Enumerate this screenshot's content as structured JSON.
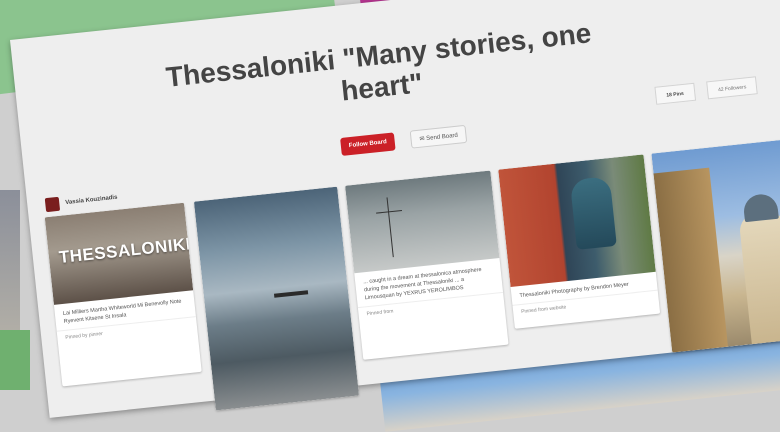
{
  "board": {
    "title": "Thessaloniki \"Many stories, one heart\"",
    "follow_label": "Follow Board",
    "send_label": "✉ Send Board",
    "tabs": {
      "pins": "18 Pins",
      "followers": "42 Followers"
    },
    "owner": {
      "name": "Vassia Kouzinadis"
    }
  },
  "pins": [
    {
      "image_text": "THESSALONIKI",
      "description": "Lai Milliers Martha Whiteworld Mi Benevolly Note Ryevent Kitsene St Insala",
      "meta": "Pinned by pinner"
    },
    {
      "description": "",
      "meta": ""
    },
    {
      "description": "... caught in a dream at thessalonica atmosphere during the movement at Thessaloniki ... a Limousquan by YEXRUS YEROLIMBOS",
      "meta": "Pinned from"
    },
    {
      "description": "Thessaloniki Photography by Brendon Meyer",
      "meta": "Pinned from website"
    },
    {
      "description": "",
      "meta": ""
    }
  ],
  "colors": {
    "follow_button": "#cb2027",
    "board_bg": "#eeeeee",
    "accent_green": "#8bc48e",
    "accent_magenta": "#b4348f"
  }
}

:: Given instruction ::
Using the data above, write out every line exactly, leaving the images behind.

:: Solution ::
Enumerate this screenshot's content as structured JSON.
{
  "board": {
    "title": "Thessaloniki \"Many stories, one heart\"",
    "follow_label": "Follow Board",
    "send_label": "✉ Send Board",
    "tabs": {
      "pins": "18 Pins",
      "followers": "42 Followers"
    },
    "owner": {
      "name": "Vassia Kouzinadis"
    }
  },
  "pins": [
    {
      "image_text": "THESSALONIKI",
      "description": "Lai Milliers Martha Whiteworld Mi Benevolly Note Ryevent Kitsene St Insala",
      "meta": "Pinned by pinner"
    },
    {
      "description": "",
      "meta": ""
    },
    {
      "description": "... caught in a dream at thessalonica atmosphere during the movement at Thessaloniki ... a Limousquan by YEXRUS YEROLIMBOS",
      "meta": "Pinned from"
    },
    {
      "description": "Thessaloniki Photography by Brendon Meyer",
      "meta": "Pinned from website"
    },
    {
      "description": "",
      "meta": ""
    }
  ],
  "colors": {
    "follow_button": "#cb2027",
    "board_bg": "#eeeeee",
    "accent_green": "#8bc48e",
    "accent_magenta": "#b4348f"
  }
}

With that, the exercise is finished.